■ **TASK STATEMENT**:
Quote the records below word for word, keeping every line in its original order.

------ MATERIAL SHOWN

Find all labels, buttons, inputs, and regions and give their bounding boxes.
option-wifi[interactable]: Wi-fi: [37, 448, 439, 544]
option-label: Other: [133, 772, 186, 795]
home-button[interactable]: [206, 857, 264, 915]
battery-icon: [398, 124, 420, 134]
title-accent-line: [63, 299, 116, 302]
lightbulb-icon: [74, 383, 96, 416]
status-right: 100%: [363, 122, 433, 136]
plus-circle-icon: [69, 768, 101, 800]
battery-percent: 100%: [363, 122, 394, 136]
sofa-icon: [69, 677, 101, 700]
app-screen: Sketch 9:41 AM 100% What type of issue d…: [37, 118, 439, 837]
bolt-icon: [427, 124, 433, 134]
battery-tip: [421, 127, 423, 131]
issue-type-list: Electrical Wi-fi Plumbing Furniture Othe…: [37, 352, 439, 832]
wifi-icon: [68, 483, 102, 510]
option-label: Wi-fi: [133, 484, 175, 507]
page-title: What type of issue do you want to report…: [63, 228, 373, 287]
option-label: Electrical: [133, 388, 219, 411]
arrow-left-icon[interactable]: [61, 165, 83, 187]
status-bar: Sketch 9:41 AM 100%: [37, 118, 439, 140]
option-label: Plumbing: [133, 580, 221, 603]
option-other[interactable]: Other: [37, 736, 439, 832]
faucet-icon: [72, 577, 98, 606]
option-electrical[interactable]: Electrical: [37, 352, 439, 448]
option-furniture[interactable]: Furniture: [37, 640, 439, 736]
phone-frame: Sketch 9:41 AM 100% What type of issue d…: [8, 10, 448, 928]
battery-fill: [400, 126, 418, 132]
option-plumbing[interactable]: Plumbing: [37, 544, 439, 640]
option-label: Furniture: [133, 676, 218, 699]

------------

■ **THE RESULT**:
Find all labels, buttons, inputs, and regions and give their bounding boxes.
option-wifi[interactable]: Wi-fi: [37, 448, 439, 544]
option-label: Other: [133, 772, 186, 795]
home-button[interactable]: [206, 857, 264, 915]
battery-icon: [398, 124, 420, 134]
title-accent-line: [63, 299, 116, 302]
lightbulb-icon: [74, 383, 96, 416]
status-right: 100%: [363, 122, 433, 136]
plus-circle-icon: [69, 768, 101, 800]
battery-percent: 100%: [363, 122, 394, 136]
sofa-icon: [69, 677, 101, 700]
app-screen: Sketch 9:41 AM 100% What type of issue d…: [37, 118, 439, 837]
bolt-icon: [427, 124, 433, 134]
battery-tip: [421, 127, 423, 131]
issue-type-list: Electrical Wi-fi Plumbing Furniture Othe…: [37, 352, 439, 832]
wifi-icon: [68, 483, 102, 510]
option-label: Wi-fi: [133, 484, 175, 507]
page-title: What type of issue do you want to report…: [63, 228, 373, 287]
option-label: Electrical: [133, 388, 219, 411]
arrow-left-icon[interactable]: [61, 165, 83, 187]
status-bar: Sketch 9:41 AM 100%: [37, 118, 439, 140]
option-label: Plumbing: [133, 580, 221, 603]
option-other[interactable]: Other: [37, 736, 439, 832]
faucet-icon: [72, 577, 98, 606]
option-electrical[interactable]: Electrical: [37, 352, 439, 448]
option-furniture[interactable]: Furniture: [37, 640, 439, 736]
phone-frame: Sketch 9:41 AM 100% What type of issue d…: [8, 10, 448, 928]
battery-fill: [400, 126, 418, 132]
option-plumbing[interactable]: Plumbing: [37, 544, 439, 640]
option-label: Furniture: [133, 676, 218, 699]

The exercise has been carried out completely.